### Exercise material
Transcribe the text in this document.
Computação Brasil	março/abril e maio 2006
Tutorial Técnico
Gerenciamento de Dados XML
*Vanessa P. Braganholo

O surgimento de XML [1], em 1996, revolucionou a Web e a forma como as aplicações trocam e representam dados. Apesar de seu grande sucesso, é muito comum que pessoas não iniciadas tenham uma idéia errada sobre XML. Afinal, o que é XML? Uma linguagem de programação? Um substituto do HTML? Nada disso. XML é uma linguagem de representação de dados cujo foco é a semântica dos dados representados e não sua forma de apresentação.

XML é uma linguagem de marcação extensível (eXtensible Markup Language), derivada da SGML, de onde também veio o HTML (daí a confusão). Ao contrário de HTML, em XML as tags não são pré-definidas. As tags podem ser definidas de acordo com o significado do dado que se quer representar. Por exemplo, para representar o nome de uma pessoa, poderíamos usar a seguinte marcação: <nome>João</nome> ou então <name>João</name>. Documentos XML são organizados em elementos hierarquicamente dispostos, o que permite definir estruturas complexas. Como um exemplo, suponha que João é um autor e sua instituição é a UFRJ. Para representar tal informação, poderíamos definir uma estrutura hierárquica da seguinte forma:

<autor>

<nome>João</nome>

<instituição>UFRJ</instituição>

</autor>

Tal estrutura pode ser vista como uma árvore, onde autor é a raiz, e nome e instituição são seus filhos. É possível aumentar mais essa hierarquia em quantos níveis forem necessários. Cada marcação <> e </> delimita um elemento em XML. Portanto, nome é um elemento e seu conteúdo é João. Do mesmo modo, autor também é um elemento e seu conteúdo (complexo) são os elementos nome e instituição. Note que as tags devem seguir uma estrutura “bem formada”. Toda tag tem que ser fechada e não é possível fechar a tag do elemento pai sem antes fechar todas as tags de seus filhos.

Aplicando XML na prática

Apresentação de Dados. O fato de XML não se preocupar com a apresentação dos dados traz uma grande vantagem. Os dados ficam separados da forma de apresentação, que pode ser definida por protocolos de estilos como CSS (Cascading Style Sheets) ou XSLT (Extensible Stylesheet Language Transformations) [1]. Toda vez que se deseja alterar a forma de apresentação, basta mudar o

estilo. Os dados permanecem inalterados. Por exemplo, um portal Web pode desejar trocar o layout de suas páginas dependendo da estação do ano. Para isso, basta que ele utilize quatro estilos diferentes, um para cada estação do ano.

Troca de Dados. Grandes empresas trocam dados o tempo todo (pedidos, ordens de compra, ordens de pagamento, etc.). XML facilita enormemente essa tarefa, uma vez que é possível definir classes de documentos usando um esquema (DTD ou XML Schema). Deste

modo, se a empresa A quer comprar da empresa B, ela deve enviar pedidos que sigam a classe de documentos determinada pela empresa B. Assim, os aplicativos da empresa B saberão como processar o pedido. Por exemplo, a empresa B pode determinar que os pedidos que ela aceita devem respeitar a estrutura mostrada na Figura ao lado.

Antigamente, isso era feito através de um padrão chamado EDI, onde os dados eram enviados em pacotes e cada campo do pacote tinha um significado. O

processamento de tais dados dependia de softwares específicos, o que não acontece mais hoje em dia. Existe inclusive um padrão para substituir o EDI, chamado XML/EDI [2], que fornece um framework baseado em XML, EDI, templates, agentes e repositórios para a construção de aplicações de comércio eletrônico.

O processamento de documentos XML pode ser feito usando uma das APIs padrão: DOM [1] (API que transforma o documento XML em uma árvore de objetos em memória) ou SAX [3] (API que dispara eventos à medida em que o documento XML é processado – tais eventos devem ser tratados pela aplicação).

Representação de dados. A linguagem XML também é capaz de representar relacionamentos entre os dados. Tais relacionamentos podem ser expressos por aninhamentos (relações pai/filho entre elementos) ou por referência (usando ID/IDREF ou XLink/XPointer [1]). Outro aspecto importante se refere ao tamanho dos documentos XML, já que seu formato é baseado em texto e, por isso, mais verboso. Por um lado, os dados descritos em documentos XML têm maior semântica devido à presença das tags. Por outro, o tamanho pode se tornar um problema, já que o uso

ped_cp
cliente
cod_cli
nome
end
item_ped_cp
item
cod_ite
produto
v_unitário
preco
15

### Required task
Transcribe all lines as written.

### Full response
Transcribe the text in this document.
Computação Brasil	março/abril e maio 2006
Tutorial Técnico
Gerenciamento de Dados XML
*Vanessa P. Braganholo

O surgimento de XML [1], em 1996, revolucionou a Web e a forma como as aplicações trocam e representam dados. Apesar de seu grande sucesso, é muito comum que pessoas não iniciadas tenham uma idéia errada sobre XML. Afinal, o que é XML? Uma linguagem de programação? Um substituto do HTML? Nada disso. XML é uma linguagem de representação de dados cujo foco é a semântica dos dados representados e não sua forma de apresentação.

XML é uma linguagem de marcação extensível (eXtensible Markup Language), derivada da SGML, de onde também veio o HTML (daí a confusão). Ao contrário de HTML, em XML as tags não são pré-definidas. As tags podem ser definidas de acordo com o significado do dado que se quer representar. Por exemplo, para representar o nome de uma pessoa, poderíamos usar a seguinte marcação: <nome>João</nome> ou então <name>João</name>. Documentos XML são organizados em elementos hierarquicamente dispostos, o que permite definir estruturas complexas. Como um exemplo, suponha que João é um autor e sua instituição é a UFRJ. Para representar tal informação, poderíamos definir uma estrutura hierárquica da seguinte forma:

<autor>

<nome>João</nome>

<instituição>UFRJ</instituição>

</autor>

Tal estrutura pode ser vista como uma árvore, onde autor é a raiz, e nome e instituição são seus filhos. É possível aumentar mais essa hierarquia em quantos níveis forem necessários. Cada marcação <> e </> delimita um elemento em XML. Portanto, nome é um elemento e seu conteúdo é João. Do mesmo modo, autor também é um elemento e seu conteúdo (complexo) são os elementos nome e instituição. Note que as tags devem seguir uma estrutura “bem formada”. Toda tag tem que ser fechada e não é possível fechar a tag do elemento pai sem antes fechar todas as tags de seus filhos.

Aplicando XML na prática

Apresentação de Dados. O fato de XML não se preocupar com a apresentação dos dados traz uma grande vantagem. Os dados ficam separados da forma de apresentação, que pode ser definida por protocolos de estilos como CSS (Cascading Style Sheets) ou XSLT (Extensible Stylesheet Language Transformations) [1]. Toda vez que se deseja alterar a forma de apresentação, basta mudar o

estilo. Os dados permanecem inalterados. Por exemplo, um portal Web pode desejar trocar o layout de suas páginas dependendo da estação do ano. Para isso, basta que ele utilize quatro estilos diferentes, um para cada estação do ano.

Troca de Dados. Grandes empresas trocam dados o tempo todo (pedidos, ordens de compra, ordens de pagamento, etc.). XML facilita enormemente essa tarefa, uma vez que é possível definir classes de documentos usando um esquema (DTD ou XML Schema). Deste

modo, se a empresa A quer comprar da empresa B, ela deve enviar pedidos que sigam a classe de documentos determinada pela empresa B. Assim, os aplicativos da empresa B saberão como processar o pedido. Por exemplo, a empresa B pode determinar que os pedidos que ela aceita devem respeitar a estrutura mostrada na Figura ao lado.

Antigamente, isso era feito através de um padrão chamado EDI, onde os dados eram enviados em pacotes e cada campo do pacote tinha um significado. O

processamento de tais dados dependia de softwares específicos, o que não acontece mais hoje em dia. Existe inclusive um padrão para substituir o EDI, chamado XML/EDI [2], que fornece um framework baseado em XML, EDI, templates, agentes e repositórios para a construção de aplicações de comércio eletrônico.

O processamento de documentos XML pode ser feito usando uma das APIs padrão: DOM [1] (API que transforma o documento XML em uma árvore de objetos em memória) ou SAX [3] (API que dispara eventos à medida em que o documento XML é processado – tais eventos devem ser tratados pela aplicação).

Representação de dados. A linguagem XML também é capaz de representar relacionamentos entre os dados. Tais relacionamentos podem ser expressos por aninhamentos (relações pai/filho entre elementos) ou por referência (usando ID/IDREF ou XLink/XPointer [1]). Outro aspecto importante se refere ao tamanho dos documentos XML, já que seu formato é baseado em texto e, por isso, mais verboso. Por um lado, os dados descritos em documentos XML têm maior semântica devido à presença das tags. Por outro, o tamanho pode se tornar um problema, já que o uso

ped_cp
cliente
cod_cli
nome
end
item_ped_cp
item
cod_ite
produto
v_unitário
preco
15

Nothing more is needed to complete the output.